Short problem → Repeat the whole listing exactly as written.

>> BEGIN

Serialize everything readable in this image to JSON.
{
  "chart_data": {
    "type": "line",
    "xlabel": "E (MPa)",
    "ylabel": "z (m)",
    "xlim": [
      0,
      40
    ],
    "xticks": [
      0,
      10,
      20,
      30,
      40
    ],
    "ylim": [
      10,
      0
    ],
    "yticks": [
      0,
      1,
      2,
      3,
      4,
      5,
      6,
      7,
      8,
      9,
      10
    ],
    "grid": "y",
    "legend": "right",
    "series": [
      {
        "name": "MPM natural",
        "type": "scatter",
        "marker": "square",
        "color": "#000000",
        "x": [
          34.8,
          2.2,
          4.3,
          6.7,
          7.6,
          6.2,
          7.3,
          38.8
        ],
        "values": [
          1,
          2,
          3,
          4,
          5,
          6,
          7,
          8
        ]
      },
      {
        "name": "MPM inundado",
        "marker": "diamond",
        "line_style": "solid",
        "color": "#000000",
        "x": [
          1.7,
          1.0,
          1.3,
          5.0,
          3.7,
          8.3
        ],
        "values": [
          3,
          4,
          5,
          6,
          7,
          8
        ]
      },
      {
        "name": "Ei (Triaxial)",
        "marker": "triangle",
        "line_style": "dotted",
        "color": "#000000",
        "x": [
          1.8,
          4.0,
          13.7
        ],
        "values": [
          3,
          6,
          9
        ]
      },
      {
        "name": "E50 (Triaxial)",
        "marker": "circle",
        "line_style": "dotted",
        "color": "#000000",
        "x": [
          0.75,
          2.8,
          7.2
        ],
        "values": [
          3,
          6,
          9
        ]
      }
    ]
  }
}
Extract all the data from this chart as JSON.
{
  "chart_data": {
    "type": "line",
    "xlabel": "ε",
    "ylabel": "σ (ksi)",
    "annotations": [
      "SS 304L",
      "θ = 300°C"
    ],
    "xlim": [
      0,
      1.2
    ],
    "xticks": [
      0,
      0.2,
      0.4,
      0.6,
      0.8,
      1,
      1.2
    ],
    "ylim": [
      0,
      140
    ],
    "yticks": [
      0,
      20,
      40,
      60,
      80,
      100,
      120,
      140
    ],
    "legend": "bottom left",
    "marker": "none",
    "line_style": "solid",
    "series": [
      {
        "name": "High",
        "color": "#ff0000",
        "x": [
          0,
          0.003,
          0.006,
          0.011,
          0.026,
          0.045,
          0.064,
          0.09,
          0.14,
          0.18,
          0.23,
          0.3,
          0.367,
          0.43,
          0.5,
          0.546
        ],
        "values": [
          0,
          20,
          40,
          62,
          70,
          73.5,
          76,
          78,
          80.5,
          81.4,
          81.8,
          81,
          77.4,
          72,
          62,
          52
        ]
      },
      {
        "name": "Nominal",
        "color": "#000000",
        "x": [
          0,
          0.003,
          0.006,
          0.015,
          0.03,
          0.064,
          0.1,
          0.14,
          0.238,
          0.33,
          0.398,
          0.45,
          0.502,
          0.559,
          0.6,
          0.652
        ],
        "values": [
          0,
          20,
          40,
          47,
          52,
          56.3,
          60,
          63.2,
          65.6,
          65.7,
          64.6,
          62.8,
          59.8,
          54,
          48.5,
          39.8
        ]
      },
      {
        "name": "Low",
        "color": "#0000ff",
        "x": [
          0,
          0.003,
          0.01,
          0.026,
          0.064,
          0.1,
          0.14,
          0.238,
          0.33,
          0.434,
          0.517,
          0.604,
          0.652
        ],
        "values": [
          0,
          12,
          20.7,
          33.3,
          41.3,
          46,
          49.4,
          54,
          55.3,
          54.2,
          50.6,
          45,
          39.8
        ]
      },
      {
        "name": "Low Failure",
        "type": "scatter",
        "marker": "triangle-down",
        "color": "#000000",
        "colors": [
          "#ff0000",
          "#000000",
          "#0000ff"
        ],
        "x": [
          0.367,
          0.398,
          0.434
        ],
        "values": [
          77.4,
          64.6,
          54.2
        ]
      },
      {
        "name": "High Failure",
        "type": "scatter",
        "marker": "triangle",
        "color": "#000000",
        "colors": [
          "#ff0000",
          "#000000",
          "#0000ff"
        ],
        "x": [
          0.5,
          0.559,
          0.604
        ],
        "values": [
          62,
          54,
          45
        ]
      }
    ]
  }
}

>> END

Reply to the exercise →
Serialize everything readable in this image to JSON.
{
  "chart_data": {
    "type": "line",
    "xlabel": "E (MPa)",
    "ylabel": "z (m)",
    "xlim": [
      0,
      40
    ],
    "xticks": [
      0,
      10,
      20,
      30,
      40
    ],
    "ylim": [
      10,
      0
    ],
    "yticks": [
      0,
      1,
      2,
      3,
      4,
      5,
      6,
      7,
      8,
      9,
      10
    ],
    "grid": "y",
    "legend": "right",
    "series": [
      {
        "name": "MPM natural",
        "type": "scatter",
        "marker": "square",
        "color": "#000000",
        "x": [
          34.8,
          2.2,
          4.3,
          6.7,
          7.6,
          6.2,
          7.3,
          38.8
        ],
        "values": [
          1,
          2,
          3,
          4,
          5,
          6,
          7,
          8
        ]
      },
      {
        "name": "MPM inundado",
        "marker": "diamond",
        "line_style": "solid",
        "color": "#000000",
        "x": [
          1.7,
          1.0,
          1.3,
          5.0,
          3.7,
          8.3
        ],
        "values": [
          3,
          4,
          5,
          6,
          7,
          8
        ]
      },
      {
        "name": "Ei (Triaxial)",
        "marker": "triangle",
        "line_style": "dotted",
        "color": "#000000",
        "x": [
          1.8,
          4.0,
          13.7
        ],
        "values": [
          3,
          6,
          9
        ]
      },
      {
        "name": "E50 (Triaxial)",
        "marker": "circle",
        "line_style": "dotted",
        "color": "#000000",
        "x": [
          0.75,
          2.8,
          7.2
        ],
        "values": [
          3,
          6,
          9
        ]
      }
    ]
  }
}
Extract all the data from this chart as JSON.
{
  "chart_data": {
    "type": "line",
    "xlabel": "ε",
    "ylabel": "σ (ksi)",
    "annotations": [
      "SS 304L",
      "θ = 300°C"
    ],
    "xlim": [
      0,
      1.2
    ],
    "xticks": [
      0,
      0.2,
      0.4,
      0.6,
      0.8,
      1,
      1.2
    ],
    "ylim": [
      0,
      140
    ],
    "yticks": [
      0,
      20,
      40,
      60,
      80,
      100,
      120,
      140
    ],
    "legend": "bottom left",
    "marker": "none",
    "line_style": "solid",
    "series": [
      {
        "name": "High",
        "color": "#ff0000",
        "x": [
          0,
          0.003,
          0.006,
          0.011,
          0.026,
          0.045,
          0.064,
          0.09,
          0.14,
          0.18,
          0.23,
          0.3,
          0.367,
          0.43,
          0.5,
          0.546
        ],
        "values": [
          0,
          20,
          40,
          62,
          70,
          73.5,
          76,
          78,
          80.5,
          81.4,
          81.8,
          81,
          77.4,
          72,
          62,
          52
        ]
      },
      {
        "name": "Nominal",
        "color": "#000000",
        "x": [
          0,
          0.003,
          0.006,
          0.015,
          0.03,
          0.064,
          0.1,
          0.14,
          0.238,
          0.33,
          0.398,
          0.45,
          0.502,
          0.559,
          0.6,
          0.652
        ],
        "values": [
          0,
          20,
          40,
          47,
          52,
          56.3,
          60,
          63.2,
          65.6,
          65.7,
          64.6,
          62.8,
          59.8,
          54,
          48.5,
          39.8
        ]
      },
      {
        "name": "Low",
        "color": "#0000ff",
        "x": [
          0,
          0.003,
          0.01,
          0.026,
          0.064,
          0.1,
          0.14,
          0.238,
          0.33,
          0.434,
          0.517,
          0.604,
          0.652
        ],
        "values": [
          0,
          12,
          20.7,
          33.3,
          41.3,
          46,
          49.4,
          54,
          55.3,
          54.2,
          50.6,
          45,
          39.8
        ]
      },
      {
        "name": "Low Failure",
        "type": "scatter",
        "marker": "triangle-down",
        "color": "#000000",
        "colors": [
          "#ff0000",
          "#000000",
          "#0000ff"
        ],
        "x": [
          0.367,
          0.398,
          0.434
        ],
        "values": [
          77.4,
          64.6,
          54.2
        ]
      },
      {
        "name": "High Failure",
        "type": "scatter",
        "marker": "triangle",
        "color": "#000000",
        "colors": [
          "#ff0000",
          "#000000",
          "#0000ff"
        ],
        "x": [
          0.5,
          0.559,
          0.604
        ],
        "values": [
          62,
          54,
          45
        ]
      }
    ]
  }
}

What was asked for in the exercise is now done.